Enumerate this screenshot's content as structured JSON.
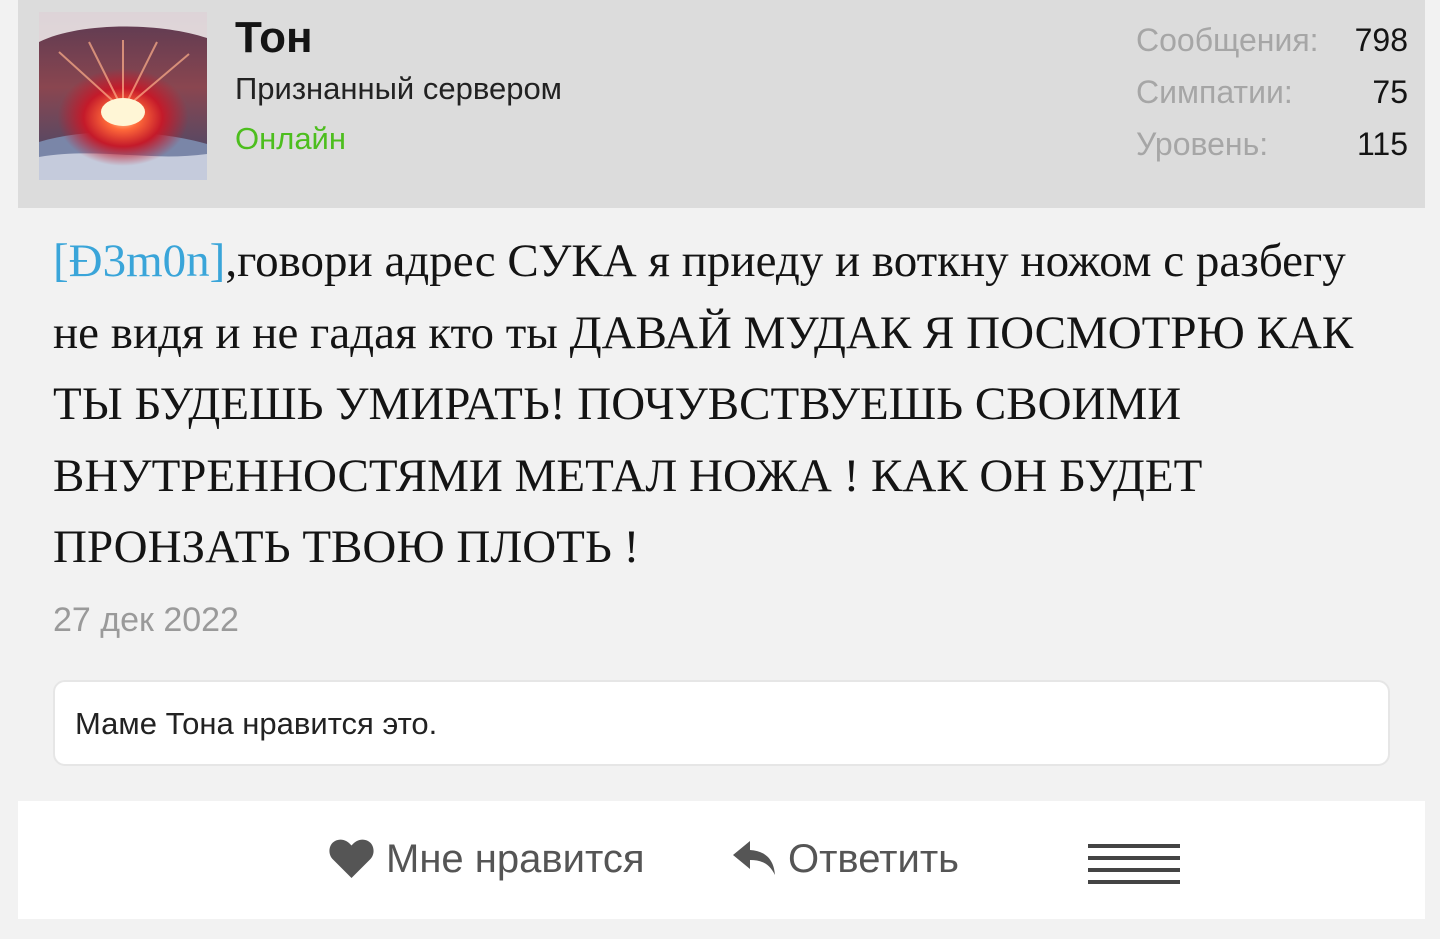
{
  "user": {
    "name": "Тон",
    "title": "Признанный сервером",
    "status": "Онлайн",
    "avatar_icon": "avatar-image"
  },
  "stats": [
    {
      "label": "Сообщения:",
      "value": "798"
    },
    {
      "label": "Симпатии:",
      "value": "75"
    },
    {
      "label": "Уровень:",
      "value": "115"
    }
  ],
  "post": {
    "mention": "[Đ3m0n]",
    "text": ",говори адрес СУКА я приеду и воткну ножом с разбегу не видя и не гадая кто ты ДАВАЙ МУДАК Я ПОСМОТРЮ КАК ТЫ БУДЕШЬ УМИРАТЬ! ПОЧУВСТВУЕШЬ СВОИМИ ВНУТРЕННОСТЯМИ МЕТАЛ НОЖА ! КАК ОН БУДЕТ ПРОНЗАТЬ ТВОЮ ПЛОТЬ !",
    "date": "27 дек 2022"
  },
  "likes": {
    "text": "Маме Тона нравится это."
  },
  "actions": {
    "like_label": "Мне нравится",
    "reply_label": "Ответить",
    "like_icon": "heart-icon",
    "reply_icon": "reply-arrow-icon",
    "menu_icon": "menu-icon"
  },
  "colors": {
    "header_bg": "#dcdcdc",
    "online": "#4dbe1e",
    "mention": "#3aa5d9",
    "muted": "#a6a6a6"
  }
}
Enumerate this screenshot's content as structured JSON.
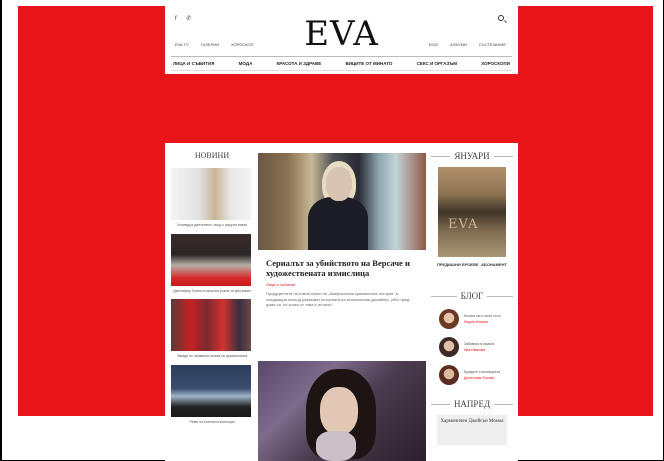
{
  "header": {
    "social": "f  ✆",
    "logo": "EVA",
    "top_links_left": [
      "EVA TV",
      "ГАЛЕРИИ",
      "ХОРОСКОП"
    ],
    "top_links_right": [
      "EKID",
      "АЛБУМИ",
      "СЪСТЕЗАНИЕ"
    ],
    "nav": [
      "ЛИЦА И СЪБИТИЯ",
      "МОДА",
      "КРАСОТА И ЗДРАВЕ",
      "ВИЦИТЕ ОТ МИНАТО",
      "СЕКС И ОРГАЗЪМ",
      "ХОРОСКОПИ"
    ]
  },
  "news": {
    "title": "НОВИНИ",
    "items": [
      {
        "caption": "Холивуд в дантелено: лица с ажурни визии"
      },
      {
        "caption": "Дженифър Лопес в пясъчна рокля за фестивал"
      },
      {
        "caption": "Звезди по червения килим на церемонията"
      },
      {
        "caption": "Ревю на есенната колекция"
      }
    ]
  },
  "main": {
    "headline": "Сериалът за убийството на Версаче и художествената измислица",
    "tag": "Лица и събития",
    "excerpt": "Продуцентите на новия сезон на „Американска криминална история“ в следващия епизод разказват историята на италианския дизайнер, убит пред дома си, но колко от това е истина?"
  },
  "sidebar": {
    "issue_title": "ЯНУАРИ",
    "cover_logo": "EVA",
    "cover_links": [
      "ПРЕДИШНИ БРОЕВЕ",
      "АБОНАМЕНТ"
    ],
    "blog_title": "БЛОГ",
    "blog_items": [
      {
        "text": "Косата ми и моят стил",
        "author": "Мария Илиева"
      },
      {
        "text": "Забавата в зимата",
        "author": "Ива Иванова"
      },
      {
        "text": "Брадите и колекцията",
        "author": "Десислава Тонева"
      }
    ],
    "next_title": "НАПРЕД",
    "next_text": "Хармоничен Джейсън Момоа"
  }
}
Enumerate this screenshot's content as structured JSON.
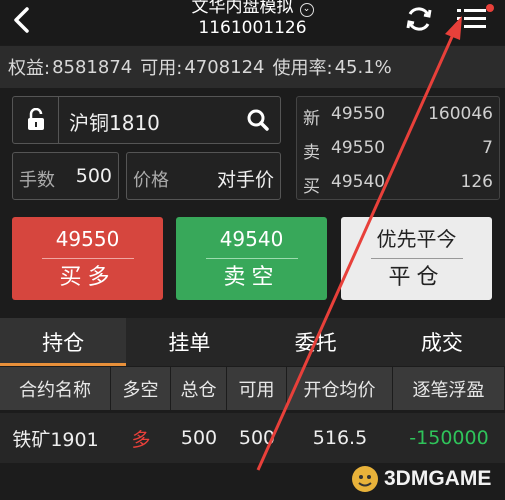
{
  "header": {
    "title_line1": "文华内盘模拟",
    "title_line2": "1161001126",
    "dropdown_glyph": "⌄",
    "back_icon": "chevron-left-icon",
    "refresh_icon": "refresh-icon",
    "menu_icon": "menu-list-icon"
  },
  "account": {
    "equity_label": "权益:",
    "equity_value": "8581874",
    "available_label": "可用:",
    "available_value": "4708124",
    "usage_label": "使用率:",
    "usage_value": "45.1%"
  },
  "order": {
    "contract": "沪铜1810",
    "qty_label": "手数",
    "qty_value": "500",
    "price_label": "价格",
    "price_value": "对手价"
  },
  "quote": {
    "rows": [
      {
        "label": "新",
        "price": "49550",
        "volume": "160046"
      },
      {
        "label": "卖",
        "price": "49550",
        "volume": "7"
      },
      {
        "label": "买",
        "price": "49540",
        "volume": "126"
      }
    ]
  },
  "buttons": {
    "buy_price": "49550",
    "buy_label": "买多",
    "sell_price": "49540",
    "sell_label": "卖空",
    "close_top": "优先平今",
    "close_label": "平仓"
  },
  "tabs": [
    "持仓",
    "挂单",
    "委托",
    "成交"
  ],
  "positions": {
    "headers": [
      "合约名称",
      "多空",
      "总仓",
      "可用",
      "开仓均价",
      "逐笔浮盈"
    ],
    "rows": [
      {
        "name": "铁矿1901",
        "side": "多",
        "total": "500",
        "available": "500",
        "avg_price": "516.5",
        "pnl": "-150000"
      }
    ]
  },
  "watermark": {
    "text": "3DMGAME"
  },
  "colors": {
    "buy": "#d6463e",
    "sell": "#38a85a",
    "accent": "#e8903a",
    "annotation_arrow": "#e8403a"
  }
}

::::::::

> _Instruction_
Go through the entries above and output them exactly, without pictures.

> _Solution for this problem_
Enumerate this screenshot's content as structured JSON.
{
  "user": {
    "name": "Тон",
    "title": "Признанный сервером",
    "status": "Онлайн",
    "avatar_icon": "avatar-image"
  },
  "stats": [
    {
      "label": "Сообщения:",
      "value": "798"
    },
    {
      "label": "Симпатии:",
      "value": "75"
    },
    {
      "label": "Уровень:",
      "value": "115"
    }
  ],
  "post": {
    "mention": "[Đ3m0n]",
    "text": ",говори адрес СУКА я приеду и воткну ножом с разбегу не видя и не гадая кто ты ДАВАЙ МУДАК Я ПОСМОТРЮ КАК ТЫ БУДЕШЬ УМИРАТЬ! ПОЧУВСТВУЕШЬ СВОИМИ ВНУТРЕННОСТЯМИ МЕТАЛ НОЖА ! КАК ОН БУДЕТ ПРОНЗАТЬ ТВОЮ ПЛОТЬ !",
    "date": "27 дек 2022"
  },
  "likes": {
    "text": "Маме Тона нравится это."
  },
  "actions": {
    "like_label": "Мне нравится",
    "reply_label": "Ответить",
    "like_icon": "heart-icon",
    "reply_icon": "reply-arrow-icon",
    "menu_icon": "menu-icon"
  },
  "colors": {
    "header_bg": "#dcdcdc",
    "online": "#4dbe1e",
    "mention": "#3aa5d9",
    "muted": "#a6a6a6"
  }
}
Enumerate this screenshot's content as structured JSON.
{
  "header": {
    "social": "f  ✆",
    "logo": "EVA",
    "top_links_left": [
      "EVA TV",
      "ГАЛЕРИИ",
      "ХОРОСКОП"
    ],
    "top_links_right": [
      "EKID",
      "АЛБУМИ",
      "СЪСТЕЗАНИЕ"
    ],
    "nav": [
      "ЛИЦА И СЪБИТИЯ",
      "МОДА",
      "КРАСОТА И ЗДРАВЕ",
      "ВИЦИТЕ ОТ МИНАТО",
      "СЕКС И ОРГАЗЪМ",
      "ХОРОСКОПИ"
    ]
  },
  "news": {
    "title": "НОВИНИ",
    "items": [
      {
        "caption": "Холивуд в дантелено: лица с ажурни визии"
      },
      {
        "caption": "Дженифър Лопес в пясъчна рокля за фестивал"
      },
      {
        "caption": "Звезди по червения килим на церемонията"
      },
      {
        "caption": "Ревю на есенната колекция"
      }
    ]
  },
  "main": {
    "headline": "Сериалът за убийството на Версаче и художествената измислица",
    "tag": "Лица и събития",
    "excerpt": "Продуцентите на новия сезон на „Американска криминална история“ в следващия епизод разказват историята на италианския дизайнер, убит пред дома си, но колко от това е истина?"
  },
  "sidebar": {
    "issue_title": "ЯНУАРИ",
    "cover_logo": "EVA",
    "cover_links": [
      "ПРЕДИШНИ БРОЕВЕ",
      "АБОНАМЕНТ"
    ],
    "blog_title": "БЛОГ",
    "blog_items": [
      {
        "text": "Косата ми и моят стил",
        "author": "Мария Илиева"
      },
      {
        "text": "Забавата в зимата",
        "author": "Ива Иванова"
      },
      {
        "text": "Брадите и колекцията",
        "author": "Десислава Тонева"
      }
    ],
    "next_title": "НАПРЕД",
    "next_text": "Хармоничен Джейсън Момоа"
  }
}
Enumerate this screenshot's content as structured JSON.
{
  "header": {
    "title_line1": "文华内盘模拟",
    "title_line2": "1161001126",
    "dropdown_glyph": "⌄",
    "back_icon": "chevron-left-icon",
    "refresh_icon": "refresh-icon",
    "menu_icon": "menu-list-icon"
  },
  "account": {
    "equity_label": "权益:",
    "equity_value": "8581874",
    "available_label": "可用:",
    "available_value": "4708124",
    "usage_label": "使用率:",
    "usage_value": "45.1%"
  },
  "order": {
    "contract": "沪铜1810",
    "qty_label": "手数",
    "qty_value": "500",
    "price_label": "价格",
    "price_value": "对手价"
  },
  "quote": {
    "rows": [
      {
        "label": "新",
        "price": "49550",
        "volume": "160046"
      },
      {
        "label": "卖",
        "price": "49550",
        "volume": "7"
      },
      {
        "label": "买",
        "price": "49540",
        "volume": "126"
      }
    ]
  },
  "buttons": {
    "buy_price": "49550",
    "buy_label": "买多",
    "sell_price": "49540",
    "sell_label": "卖空",
    "close_top": "优先平今",
    "close_label": "平仓"
  },
  "tabs": [
    "持仓",
    "挂单",
    "委托",
    "成交"
  ],
  "positions": {
    "headers": [
      "合约名称",
      "多空",
      "总仓",
      "可用",
      "开仓均价",
      "逐笔浮盈"
    ],
    "rows": [
      {
        "name": "铁矿1901",
        "side": "多",
        "total": "500",
        "available": "500",
        "avg_price": "516.5",
        "pnl": "-150000"
      }
    ]
  },
  "watermark": {
    "text": "3DMGAME"
  },
  "colors": {
    "buy": "#d6463e",
    "sell": "#38a85a",
    "accent": "#e8903a",
    "annotation_arrow": "#e8403a"
  }
}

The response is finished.